## [The problem]
Return the records that follow unaltered. Omit every picture.

## [Supplied information]
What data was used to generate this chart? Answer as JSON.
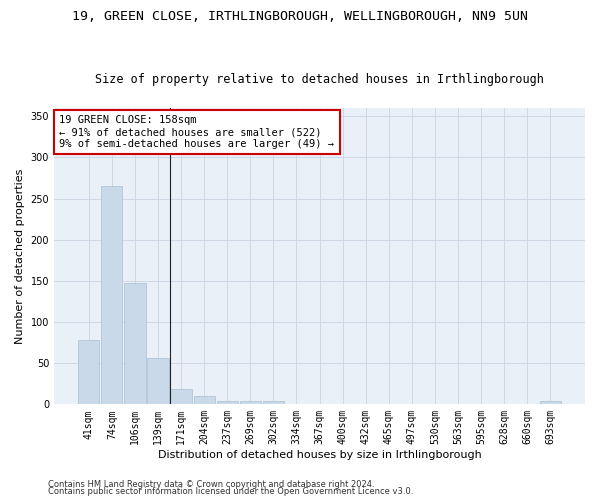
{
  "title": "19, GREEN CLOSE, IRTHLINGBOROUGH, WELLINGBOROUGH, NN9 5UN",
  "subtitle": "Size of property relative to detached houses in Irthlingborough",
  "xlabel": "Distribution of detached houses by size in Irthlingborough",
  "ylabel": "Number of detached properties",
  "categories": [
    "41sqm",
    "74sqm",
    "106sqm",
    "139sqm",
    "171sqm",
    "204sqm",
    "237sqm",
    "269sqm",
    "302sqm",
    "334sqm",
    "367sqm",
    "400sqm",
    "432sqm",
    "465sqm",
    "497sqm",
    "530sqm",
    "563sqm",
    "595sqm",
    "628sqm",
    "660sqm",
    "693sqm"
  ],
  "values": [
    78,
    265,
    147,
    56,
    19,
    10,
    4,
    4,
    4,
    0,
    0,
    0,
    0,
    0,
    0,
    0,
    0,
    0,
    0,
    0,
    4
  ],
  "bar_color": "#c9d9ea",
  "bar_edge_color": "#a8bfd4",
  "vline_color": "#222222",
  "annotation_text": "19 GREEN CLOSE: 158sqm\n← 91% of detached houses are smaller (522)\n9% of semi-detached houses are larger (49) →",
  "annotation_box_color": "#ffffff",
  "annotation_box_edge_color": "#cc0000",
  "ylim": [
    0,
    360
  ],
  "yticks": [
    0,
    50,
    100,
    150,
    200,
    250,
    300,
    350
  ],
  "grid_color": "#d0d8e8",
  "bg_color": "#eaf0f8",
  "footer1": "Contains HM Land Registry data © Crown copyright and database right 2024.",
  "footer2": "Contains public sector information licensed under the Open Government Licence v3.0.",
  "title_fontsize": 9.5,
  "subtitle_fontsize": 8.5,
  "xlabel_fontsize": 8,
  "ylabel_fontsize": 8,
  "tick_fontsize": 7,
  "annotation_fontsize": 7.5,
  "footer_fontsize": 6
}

## [Answer below]
What data was used to generate this chart? Answer as JSON.
{
  "title": "19, GREEN CLOSE, IRTHLINGBOROUGH, WELLINGBOROUGH, NN9 5UN",
  "subtitle": "Size of property relative to detached houses in Irthlingborough",
  "xlabel": "Distribution of detached houses by size in Irthlingborough",
  "ylabel": "Number of detached properties",
  "categories": [
    "41sqm",
    "74sqm",
    "106sqm",
    "139sqm",
    "171sqm",
    "204sqm",
    "237sqm",
    "269sqm",
    "302sqm",
    "334sqm",
    "367sqm",
    "400sqm",
    "432sqm",
    "465sqm",
    "497sqm",
    "530sqm",
    "563sqm",
    "595sqm",
    "628sqm",
    "660sqm",
    "693sqm"
  ],
  "values": [
    78,
    265,
    147,
    56,
    19,
    10,
    4,
    4,
    4,
    0,
    0,
    0,
    0,
    0,
    0,
    0,
    0,
    0,
    0,
    0,
    4
  ],
  "bar_color": "#c9d9ea",
  "bar_edge_color": "#a8bfd4",
  "vline_color": "#222222",
  "annotation_text": "19 GREEN CLOSE: 158sqm\n← 91% of detached houses are smaller (522)\n9% of semi-detached houses are larger (49) →",
  "annotation_box_color": "#ffffff",
  "annotation_box_edge_color": "#cc0000",
  "ylim": [
    0,
    360
  ],
  "yticks": [
    0,
    50,
    100,
    150,
    200,
    250,
    300,
    350
  ],
  "grid_color": "#d0d8e8",
  "bg_color": "#eaf0f8",
  "footer1": "Contains HM Land Registry data © Crown copyright and database right 2024.",
  "footer2": "Contains public sector information licensed under the Open Government Licence v3.0.",
  "title_fontsize": 9.5,
  "subtitle_fontsize": 8.5,
  "xlabel_fontsize": 8,
  "ylabel_fontsize": 8,
  "tick_fontsize": 7,
  "annotation_fontsize": 7.5,
  "footer_fontsize": 6
}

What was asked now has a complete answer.